## [Data for this exercise]
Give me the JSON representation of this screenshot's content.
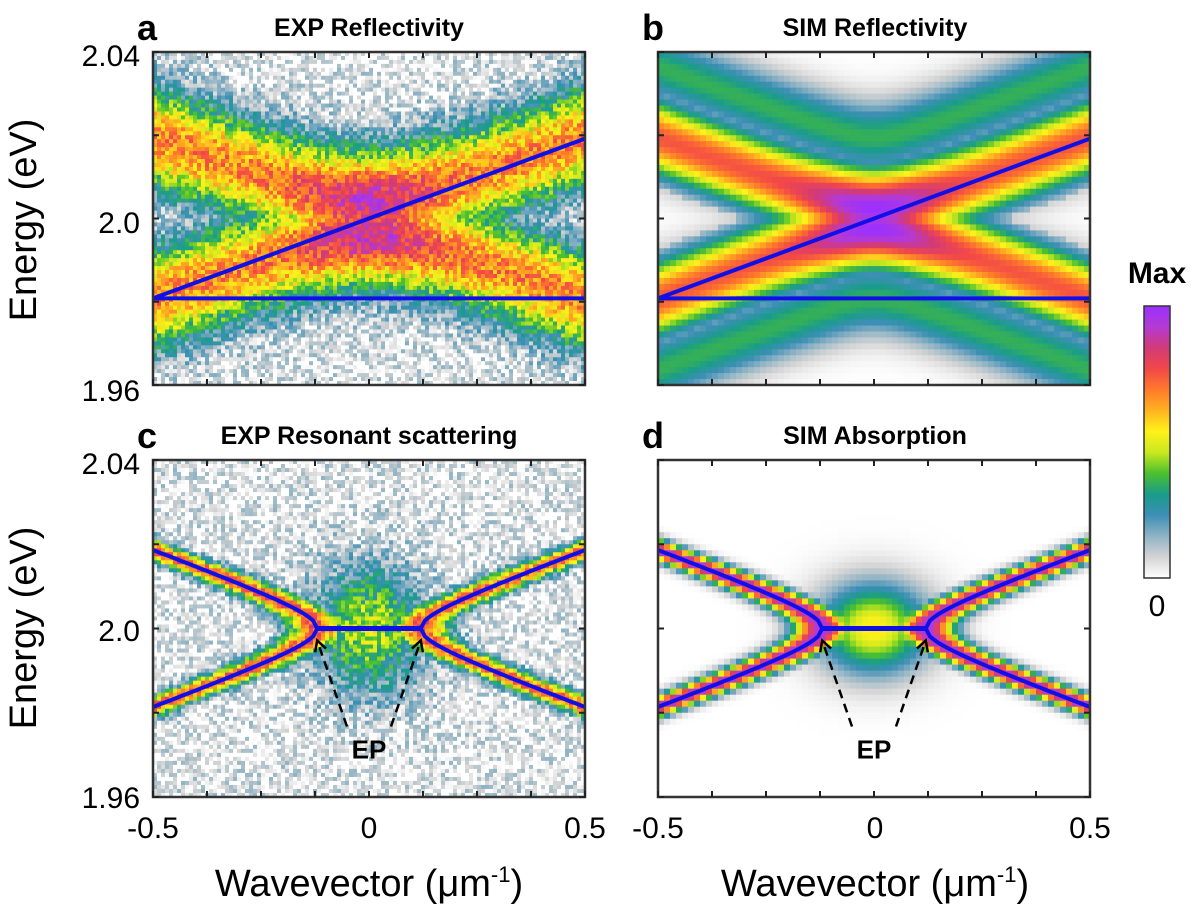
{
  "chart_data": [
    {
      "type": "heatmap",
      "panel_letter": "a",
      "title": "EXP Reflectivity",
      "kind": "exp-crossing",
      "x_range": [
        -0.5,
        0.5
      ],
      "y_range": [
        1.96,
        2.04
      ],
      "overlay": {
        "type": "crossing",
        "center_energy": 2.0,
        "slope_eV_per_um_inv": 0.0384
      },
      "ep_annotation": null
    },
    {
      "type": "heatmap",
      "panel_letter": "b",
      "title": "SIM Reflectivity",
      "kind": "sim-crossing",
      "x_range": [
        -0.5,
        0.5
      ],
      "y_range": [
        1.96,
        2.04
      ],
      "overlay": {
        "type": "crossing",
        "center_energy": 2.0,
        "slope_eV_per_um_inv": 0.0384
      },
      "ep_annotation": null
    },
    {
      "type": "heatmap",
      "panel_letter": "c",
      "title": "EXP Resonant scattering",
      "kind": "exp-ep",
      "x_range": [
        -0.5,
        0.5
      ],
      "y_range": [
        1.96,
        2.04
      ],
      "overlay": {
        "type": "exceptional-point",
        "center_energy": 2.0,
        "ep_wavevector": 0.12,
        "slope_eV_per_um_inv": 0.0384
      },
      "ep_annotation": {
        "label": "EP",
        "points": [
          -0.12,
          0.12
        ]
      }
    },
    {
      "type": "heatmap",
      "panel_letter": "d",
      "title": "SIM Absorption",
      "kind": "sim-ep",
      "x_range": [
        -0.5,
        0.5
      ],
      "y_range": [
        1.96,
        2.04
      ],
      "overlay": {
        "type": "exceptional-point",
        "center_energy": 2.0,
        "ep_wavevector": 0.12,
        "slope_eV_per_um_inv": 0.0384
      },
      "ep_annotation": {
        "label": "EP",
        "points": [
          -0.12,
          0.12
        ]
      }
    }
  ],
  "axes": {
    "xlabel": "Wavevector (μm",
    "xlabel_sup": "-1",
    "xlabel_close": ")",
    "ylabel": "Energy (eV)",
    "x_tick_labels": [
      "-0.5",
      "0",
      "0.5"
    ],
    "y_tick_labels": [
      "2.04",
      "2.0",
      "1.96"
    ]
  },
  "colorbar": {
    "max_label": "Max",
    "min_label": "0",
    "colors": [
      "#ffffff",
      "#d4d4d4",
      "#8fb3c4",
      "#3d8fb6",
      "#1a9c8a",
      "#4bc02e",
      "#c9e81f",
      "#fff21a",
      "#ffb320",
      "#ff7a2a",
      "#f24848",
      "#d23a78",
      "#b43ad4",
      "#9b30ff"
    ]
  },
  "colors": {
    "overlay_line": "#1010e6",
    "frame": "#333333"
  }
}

## [What is being asked]
Copy out the lines that hold "title".

## [Result of the exercise]
      "title": "EXP Reflectivity",
      "title": "SIM Reflectivity",
      "title": "EXP Resonant scattering",
      "title": "SIM Absorption",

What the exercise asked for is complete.